- [Direction]: Examine the material below. Gather every line in which the string "where" appears.

Items from a dataset:
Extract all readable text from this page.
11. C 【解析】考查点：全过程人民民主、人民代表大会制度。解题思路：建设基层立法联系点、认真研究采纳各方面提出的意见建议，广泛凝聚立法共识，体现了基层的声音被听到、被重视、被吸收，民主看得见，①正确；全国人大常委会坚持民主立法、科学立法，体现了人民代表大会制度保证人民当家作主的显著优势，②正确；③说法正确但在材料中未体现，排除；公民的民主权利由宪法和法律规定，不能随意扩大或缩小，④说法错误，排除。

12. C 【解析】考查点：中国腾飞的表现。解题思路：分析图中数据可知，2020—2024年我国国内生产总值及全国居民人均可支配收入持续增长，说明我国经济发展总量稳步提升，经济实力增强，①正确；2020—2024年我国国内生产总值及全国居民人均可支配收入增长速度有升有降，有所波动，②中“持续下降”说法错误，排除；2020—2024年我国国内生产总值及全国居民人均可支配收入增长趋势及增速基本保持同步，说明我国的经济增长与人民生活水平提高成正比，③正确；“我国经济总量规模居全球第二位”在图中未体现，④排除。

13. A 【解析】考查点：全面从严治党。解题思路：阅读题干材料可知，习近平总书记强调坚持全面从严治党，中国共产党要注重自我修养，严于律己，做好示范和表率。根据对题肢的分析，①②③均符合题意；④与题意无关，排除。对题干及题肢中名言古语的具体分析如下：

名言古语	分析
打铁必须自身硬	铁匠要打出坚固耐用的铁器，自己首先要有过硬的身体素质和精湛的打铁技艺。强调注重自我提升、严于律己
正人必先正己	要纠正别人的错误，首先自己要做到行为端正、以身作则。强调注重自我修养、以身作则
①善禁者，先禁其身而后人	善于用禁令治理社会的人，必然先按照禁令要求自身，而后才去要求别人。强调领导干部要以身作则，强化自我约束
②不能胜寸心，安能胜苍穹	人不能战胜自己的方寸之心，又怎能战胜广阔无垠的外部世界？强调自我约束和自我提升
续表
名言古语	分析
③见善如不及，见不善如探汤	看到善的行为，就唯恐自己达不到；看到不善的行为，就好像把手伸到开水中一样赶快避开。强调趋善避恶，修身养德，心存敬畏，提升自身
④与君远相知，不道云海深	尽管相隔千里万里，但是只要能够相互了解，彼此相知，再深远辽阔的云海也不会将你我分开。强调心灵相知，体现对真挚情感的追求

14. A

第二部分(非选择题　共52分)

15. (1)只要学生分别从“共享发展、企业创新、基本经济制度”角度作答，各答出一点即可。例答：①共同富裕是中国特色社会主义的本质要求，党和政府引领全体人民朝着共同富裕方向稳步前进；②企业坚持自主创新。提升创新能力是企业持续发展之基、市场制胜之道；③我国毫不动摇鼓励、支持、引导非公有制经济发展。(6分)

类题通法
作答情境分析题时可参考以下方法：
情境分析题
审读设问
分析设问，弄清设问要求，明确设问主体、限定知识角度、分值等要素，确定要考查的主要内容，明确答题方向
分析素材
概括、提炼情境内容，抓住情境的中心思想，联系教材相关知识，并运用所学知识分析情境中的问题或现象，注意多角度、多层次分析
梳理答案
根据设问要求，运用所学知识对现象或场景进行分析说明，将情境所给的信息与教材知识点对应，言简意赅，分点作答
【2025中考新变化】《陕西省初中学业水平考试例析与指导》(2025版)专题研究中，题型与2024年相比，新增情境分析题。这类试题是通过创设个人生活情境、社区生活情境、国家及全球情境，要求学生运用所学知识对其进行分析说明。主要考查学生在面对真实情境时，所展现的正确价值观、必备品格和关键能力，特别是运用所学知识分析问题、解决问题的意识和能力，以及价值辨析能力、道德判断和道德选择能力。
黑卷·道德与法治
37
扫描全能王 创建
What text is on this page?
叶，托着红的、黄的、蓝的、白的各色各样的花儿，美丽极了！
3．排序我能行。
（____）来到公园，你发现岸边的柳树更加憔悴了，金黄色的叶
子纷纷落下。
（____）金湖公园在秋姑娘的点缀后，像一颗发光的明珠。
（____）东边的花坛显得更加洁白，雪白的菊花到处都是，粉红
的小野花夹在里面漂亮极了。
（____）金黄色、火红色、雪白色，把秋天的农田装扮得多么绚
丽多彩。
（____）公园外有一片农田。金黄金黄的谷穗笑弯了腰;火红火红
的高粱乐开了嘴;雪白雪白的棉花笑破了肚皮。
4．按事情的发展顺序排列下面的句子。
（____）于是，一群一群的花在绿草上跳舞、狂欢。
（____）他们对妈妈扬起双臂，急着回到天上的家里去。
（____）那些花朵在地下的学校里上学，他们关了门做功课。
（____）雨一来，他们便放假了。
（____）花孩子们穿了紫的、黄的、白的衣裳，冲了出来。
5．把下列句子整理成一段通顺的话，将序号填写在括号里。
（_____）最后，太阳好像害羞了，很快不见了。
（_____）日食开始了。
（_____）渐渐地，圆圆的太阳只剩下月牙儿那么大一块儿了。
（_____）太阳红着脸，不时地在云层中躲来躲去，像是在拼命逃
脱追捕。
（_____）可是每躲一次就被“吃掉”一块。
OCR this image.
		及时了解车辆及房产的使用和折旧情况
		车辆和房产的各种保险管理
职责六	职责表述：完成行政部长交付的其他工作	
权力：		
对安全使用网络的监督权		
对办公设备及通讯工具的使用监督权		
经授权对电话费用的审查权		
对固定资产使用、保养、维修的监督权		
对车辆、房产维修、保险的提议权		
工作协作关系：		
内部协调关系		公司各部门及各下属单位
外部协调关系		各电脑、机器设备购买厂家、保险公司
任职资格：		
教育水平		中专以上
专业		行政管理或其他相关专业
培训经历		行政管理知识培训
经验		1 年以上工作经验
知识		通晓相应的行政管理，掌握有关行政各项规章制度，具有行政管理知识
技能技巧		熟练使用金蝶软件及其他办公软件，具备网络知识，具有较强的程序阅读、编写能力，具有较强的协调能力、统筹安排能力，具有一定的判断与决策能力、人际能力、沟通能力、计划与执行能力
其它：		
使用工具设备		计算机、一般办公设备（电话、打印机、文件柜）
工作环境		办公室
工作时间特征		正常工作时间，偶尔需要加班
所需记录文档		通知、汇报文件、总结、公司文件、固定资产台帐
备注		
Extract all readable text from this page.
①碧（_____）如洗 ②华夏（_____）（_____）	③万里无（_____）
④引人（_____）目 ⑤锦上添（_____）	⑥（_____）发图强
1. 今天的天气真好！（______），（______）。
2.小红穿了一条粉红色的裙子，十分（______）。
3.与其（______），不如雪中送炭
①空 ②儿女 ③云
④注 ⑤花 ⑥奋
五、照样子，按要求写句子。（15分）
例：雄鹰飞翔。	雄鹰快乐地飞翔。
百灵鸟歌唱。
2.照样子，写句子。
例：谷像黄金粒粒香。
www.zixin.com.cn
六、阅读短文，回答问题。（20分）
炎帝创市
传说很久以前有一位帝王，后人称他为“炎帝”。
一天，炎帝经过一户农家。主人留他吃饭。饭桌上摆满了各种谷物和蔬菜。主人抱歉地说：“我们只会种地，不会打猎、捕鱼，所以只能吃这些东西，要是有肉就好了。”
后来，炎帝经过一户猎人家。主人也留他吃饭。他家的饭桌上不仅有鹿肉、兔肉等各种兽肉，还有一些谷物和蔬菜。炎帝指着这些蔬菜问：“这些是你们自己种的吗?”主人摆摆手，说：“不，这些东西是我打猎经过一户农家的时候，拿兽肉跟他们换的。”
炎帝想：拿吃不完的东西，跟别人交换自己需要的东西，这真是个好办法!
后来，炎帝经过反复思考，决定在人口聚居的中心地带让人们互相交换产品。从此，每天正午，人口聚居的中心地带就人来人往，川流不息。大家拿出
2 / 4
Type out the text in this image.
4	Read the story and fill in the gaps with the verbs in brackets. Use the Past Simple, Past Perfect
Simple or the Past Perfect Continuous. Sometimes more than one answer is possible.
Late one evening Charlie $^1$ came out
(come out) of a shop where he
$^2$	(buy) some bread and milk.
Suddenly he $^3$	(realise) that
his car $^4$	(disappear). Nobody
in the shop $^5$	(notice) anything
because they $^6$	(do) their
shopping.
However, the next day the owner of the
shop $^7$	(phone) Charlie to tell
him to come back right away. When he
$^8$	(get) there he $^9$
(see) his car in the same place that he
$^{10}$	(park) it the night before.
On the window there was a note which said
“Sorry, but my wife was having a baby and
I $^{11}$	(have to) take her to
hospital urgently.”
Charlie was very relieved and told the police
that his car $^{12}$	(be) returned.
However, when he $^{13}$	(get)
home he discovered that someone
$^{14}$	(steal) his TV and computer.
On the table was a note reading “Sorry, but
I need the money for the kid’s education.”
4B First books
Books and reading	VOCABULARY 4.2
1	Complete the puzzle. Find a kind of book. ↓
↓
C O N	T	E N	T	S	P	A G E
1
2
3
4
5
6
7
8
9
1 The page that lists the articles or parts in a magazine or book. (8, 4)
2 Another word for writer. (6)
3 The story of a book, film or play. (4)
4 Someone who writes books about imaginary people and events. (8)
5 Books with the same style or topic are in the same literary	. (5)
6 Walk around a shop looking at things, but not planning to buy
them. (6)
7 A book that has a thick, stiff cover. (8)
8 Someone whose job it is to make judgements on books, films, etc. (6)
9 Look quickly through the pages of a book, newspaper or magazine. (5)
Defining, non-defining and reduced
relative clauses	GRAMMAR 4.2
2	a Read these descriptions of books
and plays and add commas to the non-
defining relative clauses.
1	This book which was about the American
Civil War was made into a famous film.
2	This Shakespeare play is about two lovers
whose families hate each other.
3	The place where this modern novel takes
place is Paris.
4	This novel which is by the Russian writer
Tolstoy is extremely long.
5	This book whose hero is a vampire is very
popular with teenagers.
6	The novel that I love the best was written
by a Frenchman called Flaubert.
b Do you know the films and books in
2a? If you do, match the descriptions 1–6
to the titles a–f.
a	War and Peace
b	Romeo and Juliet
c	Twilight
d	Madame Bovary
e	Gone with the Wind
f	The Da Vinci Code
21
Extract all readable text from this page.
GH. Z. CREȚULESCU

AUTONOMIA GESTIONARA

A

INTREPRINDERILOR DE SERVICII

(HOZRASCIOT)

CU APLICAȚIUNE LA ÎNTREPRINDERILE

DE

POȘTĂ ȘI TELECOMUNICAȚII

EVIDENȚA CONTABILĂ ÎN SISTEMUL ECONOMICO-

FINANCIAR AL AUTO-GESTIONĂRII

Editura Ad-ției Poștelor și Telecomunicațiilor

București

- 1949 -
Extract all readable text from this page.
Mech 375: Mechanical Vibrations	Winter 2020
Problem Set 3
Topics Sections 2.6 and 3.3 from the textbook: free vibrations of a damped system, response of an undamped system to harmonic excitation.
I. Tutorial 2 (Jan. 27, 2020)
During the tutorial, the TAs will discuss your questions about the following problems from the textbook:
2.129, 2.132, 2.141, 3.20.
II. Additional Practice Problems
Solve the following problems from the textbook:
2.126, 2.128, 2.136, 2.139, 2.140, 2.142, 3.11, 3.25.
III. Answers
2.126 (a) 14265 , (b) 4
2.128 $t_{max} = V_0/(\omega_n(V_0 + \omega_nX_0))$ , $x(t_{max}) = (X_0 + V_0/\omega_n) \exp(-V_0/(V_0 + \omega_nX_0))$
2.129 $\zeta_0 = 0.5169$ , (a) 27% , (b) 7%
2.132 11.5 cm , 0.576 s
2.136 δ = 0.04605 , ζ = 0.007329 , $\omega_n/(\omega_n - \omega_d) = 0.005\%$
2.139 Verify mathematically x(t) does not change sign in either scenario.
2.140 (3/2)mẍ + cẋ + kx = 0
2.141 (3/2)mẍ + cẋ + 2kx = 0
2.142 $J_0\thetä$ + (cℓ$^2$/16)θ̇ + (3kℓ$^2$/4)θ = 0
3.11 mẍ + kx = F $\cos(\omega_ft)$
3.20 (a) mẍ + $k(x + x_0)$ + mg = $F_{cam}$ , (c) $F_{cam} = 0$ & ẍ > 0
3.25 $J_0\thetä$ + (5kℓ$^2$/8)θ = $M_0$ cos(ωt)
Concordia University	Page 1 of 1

- [Correct answer]:
(come out) of a shop where he
3	The place where this modern novel takes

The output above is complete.